◆ TASK BRIEF
Go through the listing and copy each line with the string "المستحقة".

[Start MATERIAL TO PROCESS]

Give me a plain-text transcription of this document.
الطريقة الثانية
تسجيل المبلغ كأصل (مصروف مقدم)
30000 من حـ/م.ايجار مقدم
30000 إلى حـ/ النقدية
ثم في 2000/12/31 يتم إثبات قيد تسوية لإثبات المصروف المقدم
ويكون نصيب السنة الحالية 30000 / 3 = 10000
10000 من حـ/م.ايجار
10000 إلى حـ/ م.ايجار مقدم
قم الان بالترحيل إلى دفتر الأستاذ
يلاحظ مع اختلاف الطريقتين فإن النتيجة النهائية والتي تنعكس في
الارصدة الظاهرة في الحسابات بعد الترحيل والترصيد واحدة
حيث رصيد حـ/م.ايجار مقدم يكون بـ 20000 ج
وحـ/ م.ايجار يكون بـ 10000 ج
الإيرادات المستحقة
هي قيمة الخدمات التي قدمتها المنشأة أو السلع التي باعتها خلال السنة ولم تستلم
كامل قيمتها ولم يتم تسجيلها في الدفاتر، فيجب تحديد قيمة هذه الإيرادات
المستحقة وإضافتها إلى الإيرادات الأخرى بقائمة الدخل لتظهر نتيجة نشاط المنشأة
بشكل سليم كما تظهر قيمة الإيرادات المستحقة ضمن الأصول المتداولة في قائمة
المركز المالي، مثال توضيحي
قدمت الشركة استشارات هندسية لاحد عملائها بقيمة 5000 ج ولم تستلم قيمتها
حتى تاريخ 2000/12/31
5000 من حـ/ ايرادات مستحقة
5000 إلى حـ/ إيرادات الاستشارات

[End MATERIAL TO PROCESS]

◆ SOLUTION
الإيرادات المستحقة
المستحقة وإضافتها إلى الإيرادات الأخرى بقائمة الدخل لتظهر نتيجة نشاط المنشأة
بشكل سليم كما تظهر قيمة الإيرادات المستحقة ضمن الأصول المتداولة في قائمة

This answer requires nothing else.